### [PROBLEM]
Write the material out again exactly as it stands.

### [PROVIDED MATERIAL]
· · · · ·
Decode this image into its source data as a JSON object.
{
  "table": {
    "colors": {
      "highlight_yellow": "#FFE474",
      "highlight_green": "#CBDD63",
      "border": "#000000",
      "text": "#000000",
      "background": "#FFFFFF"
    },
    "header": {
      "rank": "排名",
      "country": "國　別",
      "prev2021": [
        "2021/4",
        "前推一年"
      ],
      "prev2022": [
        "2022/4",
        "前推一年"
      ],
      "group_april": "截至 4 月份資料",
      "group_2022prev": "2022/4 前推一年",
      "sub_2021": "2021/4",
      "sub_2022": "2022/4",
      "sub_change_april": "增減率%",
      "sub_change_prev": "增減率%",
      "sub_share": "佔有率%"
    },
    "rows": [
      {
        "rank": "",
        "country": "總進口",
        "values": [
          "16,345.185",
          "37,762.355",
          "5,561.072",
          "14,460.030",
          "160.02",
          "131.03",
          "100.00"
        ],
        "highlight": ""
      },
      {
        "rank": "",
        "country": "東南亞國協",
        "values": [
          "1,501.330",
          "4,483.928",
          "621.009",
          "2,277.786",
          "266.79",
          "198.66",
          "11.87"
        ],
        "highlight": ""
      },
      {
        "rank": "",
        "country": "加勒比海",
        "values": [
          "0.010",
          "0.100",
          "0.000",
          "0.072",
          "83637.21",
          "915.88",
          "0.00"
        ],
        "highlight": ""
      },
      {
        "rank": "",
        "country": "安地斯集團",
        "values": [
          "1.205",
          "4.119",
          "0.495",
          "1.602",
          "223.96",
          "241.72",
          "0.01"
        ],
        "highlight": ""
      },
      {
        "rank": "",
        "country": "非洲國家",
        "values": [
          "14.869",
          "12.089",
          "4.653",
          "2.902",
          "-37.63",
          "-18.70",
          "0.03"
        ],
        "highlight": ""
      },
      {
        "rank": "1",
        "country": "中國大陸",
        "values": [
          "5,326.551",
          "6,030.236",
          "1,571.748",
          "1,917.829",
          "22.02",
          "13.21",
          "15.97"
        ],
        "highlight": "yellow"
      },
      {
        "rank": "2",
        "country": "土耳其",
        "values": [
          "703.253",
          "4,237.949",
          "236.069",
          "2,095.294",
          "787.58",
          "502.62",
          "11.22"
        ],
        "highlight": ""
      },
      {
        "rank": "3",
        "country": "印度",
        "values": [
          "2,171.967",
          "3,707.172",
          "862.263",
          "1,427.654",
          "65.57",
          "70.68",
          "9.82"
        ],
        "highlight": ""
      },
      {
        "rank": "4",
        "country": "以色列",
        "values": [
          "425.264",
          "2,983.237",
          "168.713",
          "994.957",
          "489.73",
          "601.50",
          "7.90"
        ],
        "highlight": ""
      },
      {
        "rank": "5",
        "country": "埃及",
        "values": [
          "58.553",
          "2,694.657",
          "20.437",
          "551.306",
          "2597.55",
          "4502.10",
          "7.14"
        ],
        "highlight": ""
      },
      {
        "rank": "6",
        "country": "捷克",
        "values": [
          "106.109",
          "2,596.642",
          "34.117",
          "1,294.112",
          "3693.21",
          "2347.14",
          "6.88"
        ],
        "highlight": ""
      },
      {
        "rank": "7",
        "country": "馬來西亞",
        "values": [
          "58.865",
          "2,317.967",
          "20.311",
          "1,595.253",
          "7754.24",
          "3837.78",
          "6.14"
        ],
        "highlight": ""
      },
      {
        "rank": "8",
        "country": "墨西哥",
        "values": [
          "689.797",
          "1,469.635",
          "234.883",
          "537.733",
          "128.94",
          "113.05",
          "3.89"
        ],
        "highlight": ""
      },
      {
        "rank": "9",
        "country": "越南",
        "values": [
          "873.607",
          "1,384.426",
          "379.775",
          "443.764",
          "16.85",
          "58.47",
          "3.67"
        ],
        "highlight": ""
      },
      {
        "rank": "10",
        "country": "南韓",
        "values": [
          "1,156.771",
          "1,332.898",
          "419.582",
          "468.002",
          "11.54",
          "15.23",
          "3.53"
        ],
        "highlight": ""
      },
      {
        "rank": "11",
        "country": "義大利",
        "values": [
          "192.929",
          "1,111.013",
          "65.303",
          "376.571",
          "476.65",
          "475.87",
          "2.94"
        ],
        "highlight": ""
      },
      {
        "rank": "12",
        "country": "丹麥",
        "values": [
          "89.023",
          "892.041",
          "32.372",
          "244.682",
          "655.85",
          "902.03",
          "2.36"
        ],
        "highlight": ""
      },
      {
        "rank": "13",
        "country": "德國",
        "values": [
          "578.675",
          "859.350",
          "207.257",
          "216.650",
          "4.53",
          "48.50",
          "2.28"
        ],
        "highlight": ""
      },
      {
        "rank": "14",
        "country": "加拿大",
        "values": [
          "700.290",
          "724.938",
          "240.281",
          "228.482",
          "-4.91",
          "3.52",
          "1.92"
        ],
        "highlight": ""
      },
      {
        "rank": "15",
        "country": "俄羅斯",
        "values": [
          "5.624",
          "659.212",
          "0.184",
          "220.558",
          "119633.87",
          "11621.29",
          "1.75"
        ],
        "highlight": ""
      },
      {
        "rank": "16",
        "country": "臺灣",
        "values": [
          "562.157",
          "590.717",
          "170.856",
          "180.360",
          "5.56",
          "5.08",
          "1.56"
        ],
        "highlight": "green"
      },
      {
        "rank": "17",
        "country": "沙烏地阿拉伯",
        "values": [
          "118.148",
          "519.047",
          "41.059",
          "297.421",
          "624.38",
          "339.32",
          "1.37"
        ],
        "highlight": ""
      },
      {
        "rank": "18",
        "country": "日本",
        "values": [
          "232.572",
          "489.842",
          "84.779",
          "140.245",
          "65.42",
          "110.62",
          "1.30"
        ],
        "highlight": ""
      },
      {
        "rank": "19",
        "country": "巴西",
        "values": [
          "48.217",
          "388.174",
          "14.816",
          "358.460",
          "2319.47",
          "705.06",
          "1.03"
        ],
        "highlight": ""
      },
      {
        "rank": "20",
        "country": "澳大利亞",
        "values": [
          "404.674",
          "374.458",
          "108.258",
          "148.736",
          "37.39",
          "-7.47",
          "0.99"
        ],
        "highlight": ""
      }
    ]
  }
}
· · · · ·
### [THE ANSWER]
Decode this image into its source data as a JSON object.
{
  "table": {
    "colors": {
      "highlight_yellow": "#FFE474",
      "highlight_green": "#CBDD63",
      "border": "#000000",
      "text": "#000000",
      "background": "#FFFFFF"
    },
    "header": {
      "rank": "排名",
      "country": "國　別",
      "prev2021": [
        "2021/4",
        "前推一年"
      ],
      "prev2022": [
        "2022/4",
        "前推一年"
      ],
      "group_april": "截至 4 月份資料",
      "group_2022prev": "2022/4 前推一年",
      "sub_2021": "2021/4",
      "sub_2022": "2022/4",
      "sub_change_april": "增減率%",
      "sub_change_prev": "增減率%",
      "sub_share": "佔有率%"
    },
    "rows": [
      {
        "rank": "",
        "country": "總進口",
        "values": [
          "16,345.185",
          "37,762.355",
          "5,561.072",
          "14,460.030",
          "160.02",
          "131.03",
          "100.00"
        ],
        "highlight": ""
      },
      {
        "rank": "",
        "country": "東南亞國協",
        "values": [
          "1,501.330",
          "4,483.928",
          "621.009",
          "2,277.786",
          "266.79",
          "198.66",
          "11.87"
        ],
        "highlight": ""
      },
      {
        "rank": "",
        "country": "加勒比海",
        "values": [
          "0.010",
          "0.100",
          "0.000",
          "0.072",
          "83637.21",
          "915.88",
          "0.00"
        ],
        "highlight": ""
      },
      {
        "rank": "",
        "country": "安地斯集團",
        "values": [
          "1.205",
          "4.119",
          "0.495",
          "1.602",
          "223.96",
          "241.72",
          "0.01"
        ],
        "highlight": ""
      },
      {
        "rank": "",
        "country": "非洲國家",
        "values": [
          "14.869",
          "12.089",
          "4.653",
          "2.902",
          "-37.63",
          "-18.70",
          "0.03"
        ],
        "highlight": ""
      },
      {
        "rank": "1",
        "country": "中國大陸",
        "values": [
          "5,326.551",
          "6,030.236",
          "1,571.748",
          "1,917.829",
          "22.02",
          "13.21",
          "15.97"
        ],
        "highlight": "yellow"
      },
      {
        "rank": "2",
        "country": "土耳其",
        "values": [
          "703.253",
          "4,237.949",
          "236.069",
          "2,095.294",
          "787.58",
          "502.62",
          "11.22"
        ],
        "highlight": ""
      },
      {
        "rank": "3",
        "country": "印度",
        "values": [
          "2,171.967",
          "3,707.172",
          "862.263",
          "1,427.654",
          "65.57",
          "70.68",
          "9.82"
        ],
        "highlight": ""
      },
      {
        "rank": "4",
        "country": "以色列",
        "values": [
          "425.264",
          "2,983.237",
          "168.713",
          "994.957",
          "489.73",
          "601.50",
          "7.90"
        ],
        "highlight": ""
      },
      {
        "rank": "5",
        "country": "埃及",
        "values": [
          "58.553",
          "2,694.657",
          "20.437",
          "551.306",
          "2597.55",
          "4502.10",
          "7.14"
        ],
        "highlight": ""
      },
      {
        "rank": "6",
        "country": "捷克",
        "values": [
          "106.109",
          "2,596.642",
          "34.117",
          "1,294.112",
          "3693.21",
          "2347.14",
          "6.88"
        ],
        "highlight": ""
      },
      {
        "rank": "7",
        "country": "馬來西亞",
        "values": [
          "58.865",
          "2,317.967",
          "20.311",
          "1,595.253",
          "7754.24",
          "3837.78",
          "6.14"
        ],
        "highlight": ""
      },
      {
        "rank": "8",
        "country": "墨西哥",
        "values": [
          "689.797",
          "1,469.635",
          "234.883",
          "537.733",
          "128.94",
          "113.05",
          "3.89"
        ],
        "highlight": ""
      },
      {
        "rank": "9",
        "country": "越南",
        "values": [
          "873.607",
          "1,384.426",
          "379.775",
          "443.764",
          "16.85",
          "58.47",
          "3.67"
        ],
        "highlight": ""
      },
      {
        "rank": "10",
        "country": "南韓",
        "values": [
          "1,156.771",
          "1,332.898",
          "419.582",
          "468.002",
          "11.54",
          "15.23",
          "3.53"
        ],
        "highlight": ""
      },
      {
        "rank": "11",
        "country": "義大利",
        "values": [
          "192.929",
          "1,111.013",
          "65.303",
          "376.571",
          "476.65",
          "475.87",
          "2.94"
        ],
        "highlight": ""
      },
      {
        "rank": "12",
        "country": "丹麥",
        "values": [
          "89.023",
          "892.041",
          "32.372",
          "244.682",
          "655.85",
          "902.03",
          "2.36"
        ],
        "highlight": ""
      },
      {
        "rank": "13",
        "country": "德國",
        "values": [
          "578.675",
          "859.350",
          "207.257",
          "216.650",
          "4.53",
          "48.50",
          "2.28"
        ],
        "highlight": ""
      },
      {
        "rank": "14",
        "country": "加拿大",
        "values": [
          "700.290",
          "724.938",
          "240.281",
          "228.482",
          "-4.91",
          "3.52",
          "1.92"
        ],
        "highlight": ""
      },
      {
        "rank": "15",
        "country": "俄羅斯",
        "values": [
          "5.624",
          "659.212",
          "0.184",
          "220.558",
          "119633.87",
          "11621.29",
          "1.75"
        ],
        "highlight": ""
      },
      {
        "rank": "16",
        "country": "臺灣",
        "values": [
          "562.157",
          "590.717",
          "170.856",
          "180.360",
          "5.56",
          "5.08",
          "1.56"
        ],
        "highlight": "green"
      },
      {
        "rank": "17",
        "country": "沙烏地阿拉伯",
        "values": [
          "118.148",
          "519.047",
          "41.059",
          "297.421",
          "624.38",
          "339.32",
          "1.37"
        ],
        "highlight": ""
      },
      {
        "rank": "18",
        "country": "日本",
        "values": [
          "232.572",
          "489.842",
          "84.779",
          "140.245",
          "65.42",
          "110.62",
          "1.30"
        ],
        "highlight": ""
      },
      {
        "rank": "19",
        "country": "巴西",
        "values": [
          "48.217",
          "388.174",
          "14.816",
          "358.460",
          "2319.47",
          "705.06",
          "1.03"
        ],
        "highlight": ""
      },
      {
        "rank": "20",
        "country": "澳大利亞",
        "values": [
          "404.674",
          "374.458",
          "108.258",
          "148.736",
          "37.39",
          "-7.47",
          "0.99"
        ],
        "highlight": ""
      }
    ]
  }
}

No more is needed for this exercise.